### [Problem description]
Look through the data below. Pick out the lines holding the string "Position".

[Stored data]

━━━━━━━━

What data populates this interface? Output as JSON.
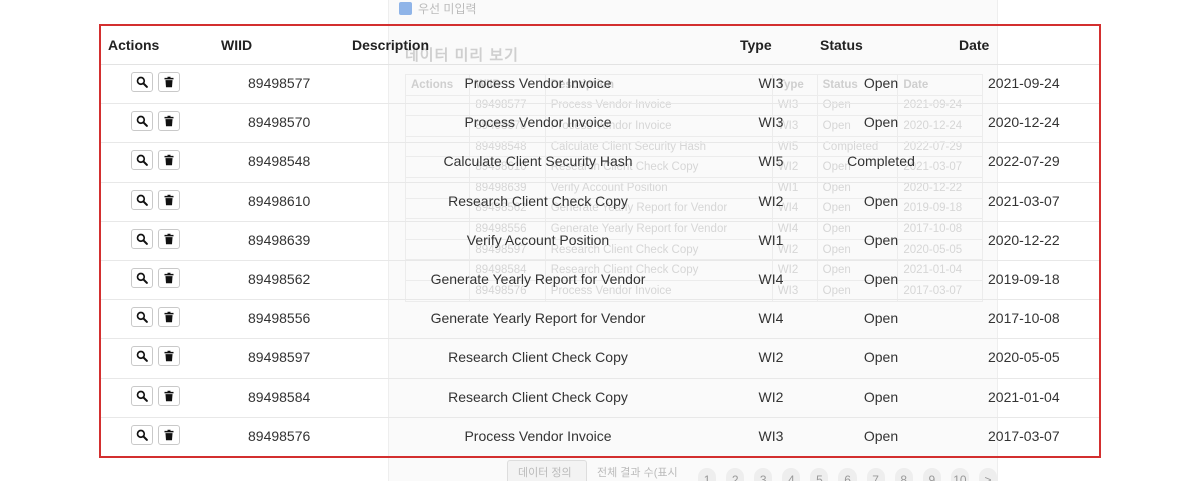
{
  "background_modal": {
    "checkbox_label": "우선 미입력",
    "title": "데이터 미리 보기",
    "columns": [
      "Actions",
      "WIID",
      "Description",
      "Type",
      "Status",
      "Date"
    ],
    "rows": [
      [
        "",
        "89498577",
        "Process Vendor Invoice",
        "WI3",
        "Open",
        "2021-09-24"
      ],
      [
        "",
        "89498570",
        "Process Vendor Invoice",
        "WI3",
        "Open",
        "2020-12-24"
      ],
      [
        "",
        "89498548",
        "Calculate Client Security Hash",
        "WI5",
        "Completed",
        "2022-07-29"
      ],
      [
        "",
        "89498610",
        "Research Client Check Copy",
        "WI2",
        "Open",
        "2021-03-07"
      ],
      [
        "",
        "89498639",
        "Verify Account Position",
        "WI1",
        "Open",
        "2020-12-22"
      ],
      [
        "",
        "89498562",
        "Generate Yearly Report for Vendor",
        "WI4",
        "Open",
        "2019-09-18"
      ],
      [
        "",
        "89498556",
        "Generate Yearly Report for Vendor",
        "WI4",
        "Open",
        "2017-10-08"
      ],
      [
        "",
        "89498597",
        "Research Client Check Copy",
        "WI2",
        "Open",
        "2020-05-05"
      ],
      [
        "",
        "89498584",
        "Research Client Check Copy",
        "WI2",
        "Open",
        "2021-01-04"
      ],
      [
        "",
        "89498576",
        "Process Vendor Invoice",
        "WI3",
        "Open",
        "2017-03-07"
      ]
    ],
    "pager": {
      "button_label": "데이터 정의 편집",
      "info": "전체 결과 수(표시 결과 수)",
      "pages": [
        "1",
        "2",
        "3",
        "4",
        "5",
        "6",
        "7",
        "8",
        "9",
        "10",
        ">"
      ]
    }
  },
  "table": {
    "headers": {
      "actions": "Actions",
      "wiid": "WIID",
      "description": "Description",
      "type": "Type",
      "status": "Status",
      "date": "Date"
    },
    "rows": [
      {
        "wiid": "89498577",
        "description": "Process Vendor Invoice",
        "type": "WI3",
        "status": "Open",
        "date": "2021-09-24"
      },
      {
        "wiid": "89498570",
        "description": "Process Vendor Invoice",
        "type": "WI3",
        "status": "Open",
        "date": "2020-12-24"
      },
      {
        "wiid": "89498548",
        "description": "Calculate Client Security Hash",
        "type": "WI5",
        "status": "Completed",
        "date": "2022-07-29"
      },
      {
        "wiid": "89498610",
        "description": "Research Client Check Copy",
        "type": "WI2",
        "status": "Open",
        "date": "2021-03-07"
      },
      {
        "wiid": "89498639",
        "description": "Verify Account Position",
        "type": "WI1",
        "status": "Open",
        "date": "2020-12-22"
      },
      {
        "wiid": "89498562",
        "description": "Generate Yearly Report for Vendor",
        "type": "WI4",
        "status": "Open",
        "date": "2019-09-18"
      },
      {
        "wiid": "89498556",
        "description": "Generate Yearly Report for Vendor",
        "type": "WI4",
        "status": "Open",
        "date": "2017-10-08"
      },
      {
        "wiid": "89498597",
        "description": "Research Client Check Copy",
        "type": "WI2",
        "status": "Open",
        "date": "2020-05-05"
      },
      {
        "wiid": "89498584",
        "description": "Research Client Check Copy",
        "type": "WI2",
        "status": "Open",
        "date": "2021-01-04"
      },
      {
        "wiid": "89498576",
        "description": "Process Vendor Invoice",
        "type": "WI3",
        "status": "Open",
        "date": "2017-03-07"
      }
    ],
    "row_actions": [
      "search-icon",
      "trash-icon"
    ]
  },
  "colors": {
    "highlight_border": "#d32f2f"
  }
}
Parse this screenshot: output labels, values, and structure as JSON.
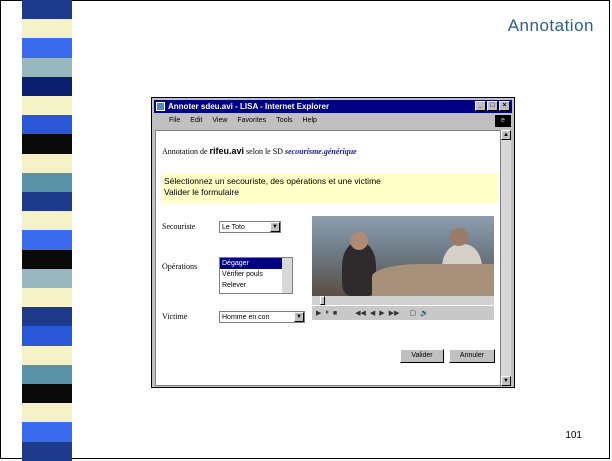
{
  "slide": {
    "title": "Annotation",
    "page_number": "101",
    "sidebar_colors": [
      "#1e3a8a",
      "#f5f2c8",
      "#3b6cf0",
      "#98b8c0",
      "#0a1f6e",
      "#f5f2c8",
      "#2a56d8",
      "#0a0a0a",
      "#f5f2c8",
      "#5a92a8",
      "#1e3a8a",
      "#f5f2c8",
      "#3b6cf0",
      "#0a0a0a",
      "#98b8c0",
      "#f5f2c8",
      "#1e3a8a",
      "#2a56d8",
      "#f5f2c8",
      "#5a92a8",
      "#0a0a0a",
      "#f5f2c8",
      "#3b6cf0",
      "#1e3a8a"
    ]
  },
  "window": {
    "title": "Annoter sdeu.avi - LISA - Internet Explorer",
    "controls": [
      "_",
      "□",
      "×"
    ],
    "menu": [
      "File",
      "Edit",
      "View",
      "Favorites",
      "Tools",
      "Help"
    ]
  },
  "page": {
    "annotation_prefix": "Annotation de",
    "file_name": "rifeu.avi",
    "annotation_middle": "selon le SD",
    "sd_name": "secourisme.générique",
    "instruction_line1": "Sélectionnez un secouriste, des opérations et une victime",
    "instruction_line2": "Valider le formulaire",
    "secouriste_label": "Secouriste",
    "secouriste_value": "Le Toto",
    "operations_label": "Opérations",
    "operations_options": [
      "Dégager",
      "Vérifier pouls",
      "Relever"
    ],
    "victime_label": "Victime",
    "victime_value": "Homme en con",
    "validate_button": "Valider",
    "cancel_button": "Annuler"
  },
  "player": {
    "controls": [
      "▶",
      "⏸",
      "■",
      "◀◀",
      "◀",
      "▶",
      "▶▶",
      "▢",
      "🔊"
    ]
  }
}
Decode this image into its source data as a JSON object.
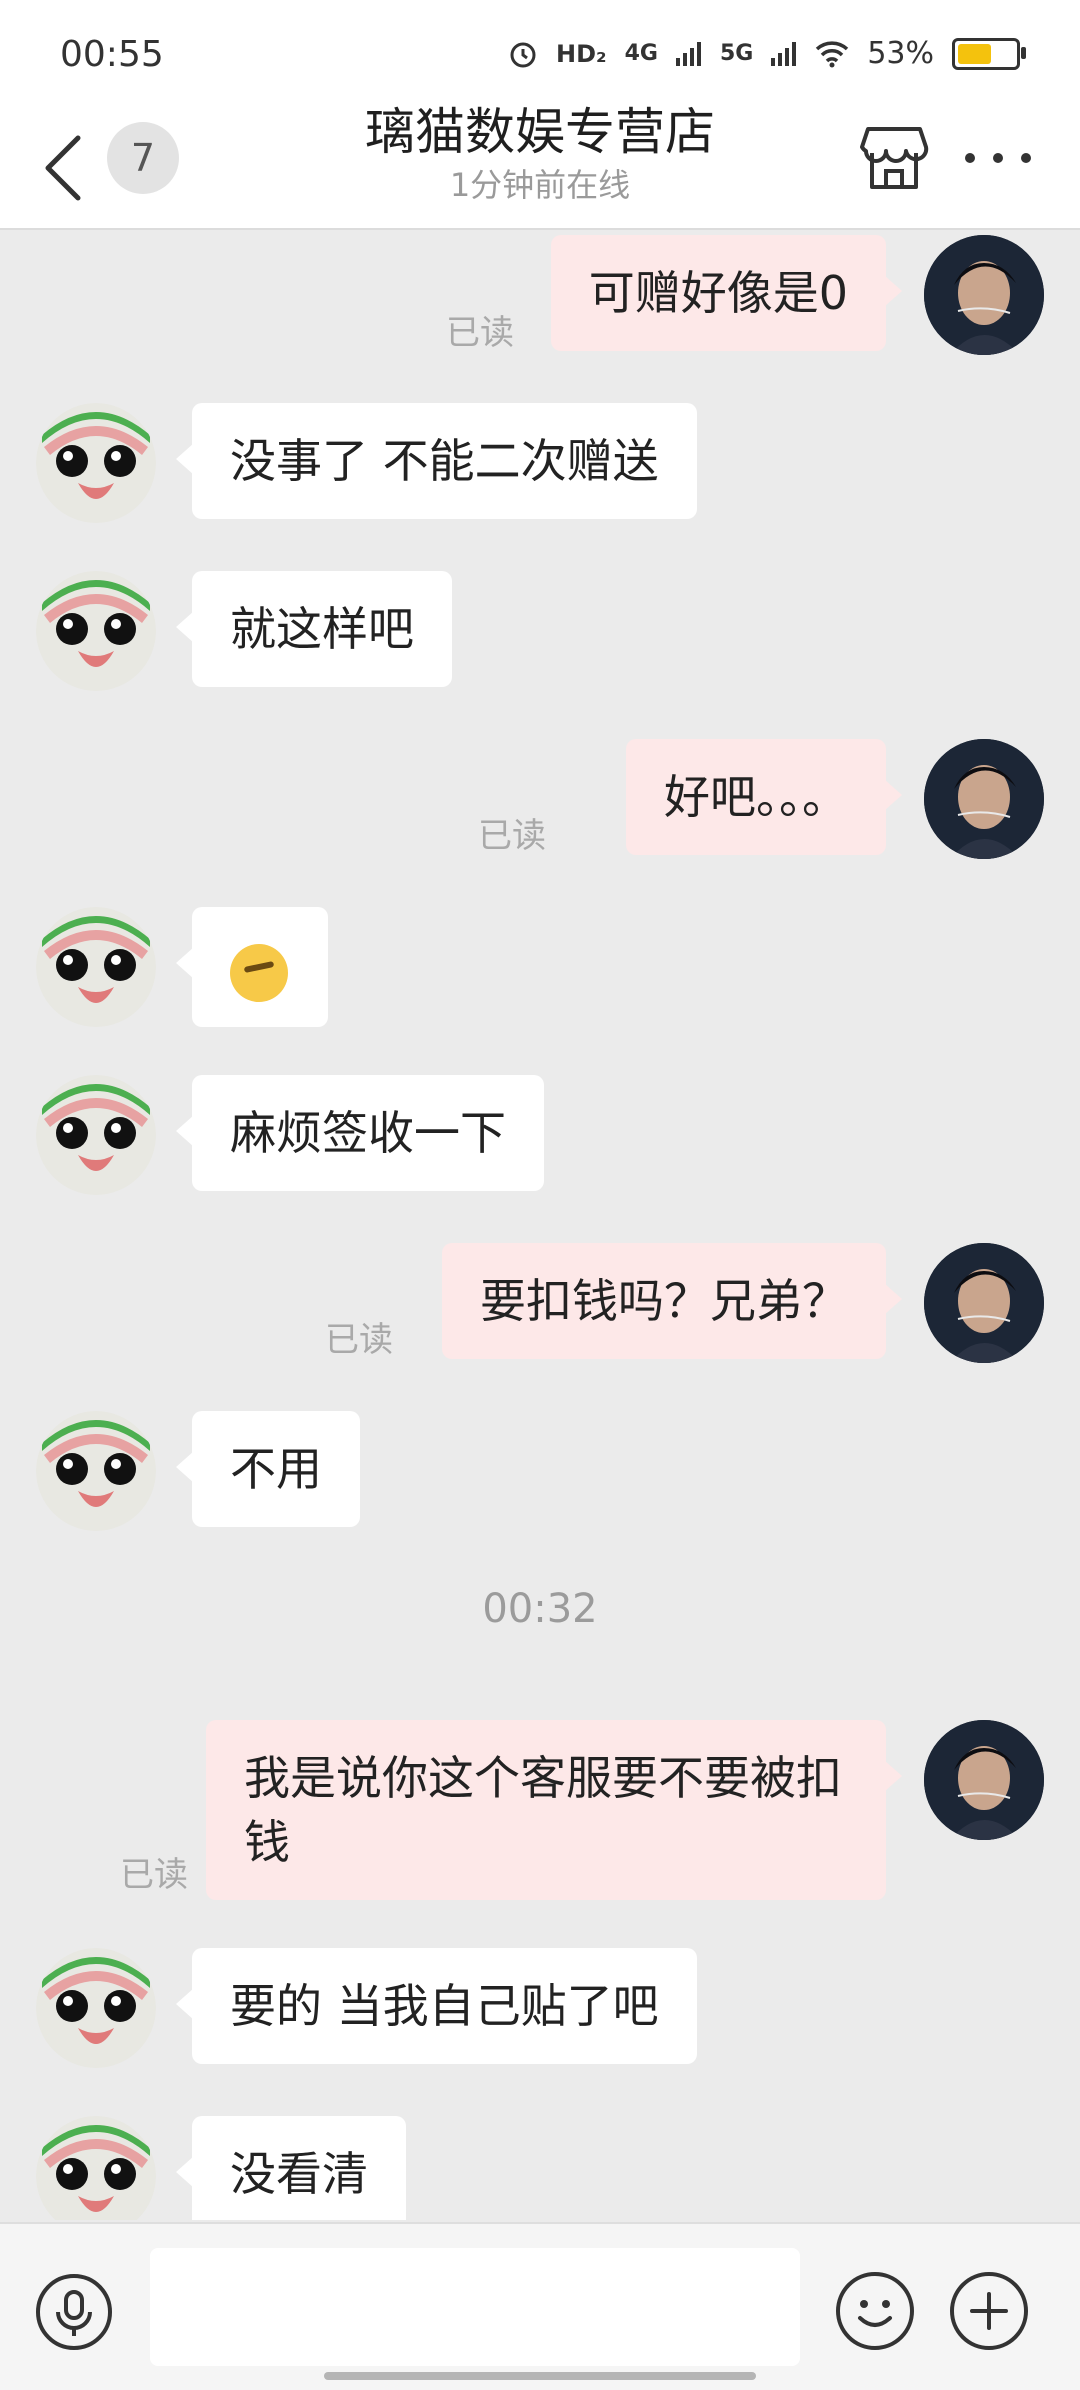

━━━━━━━━

### [Response for this exercise]
        "Verify Account Position",
        "description": "Verify Account Position",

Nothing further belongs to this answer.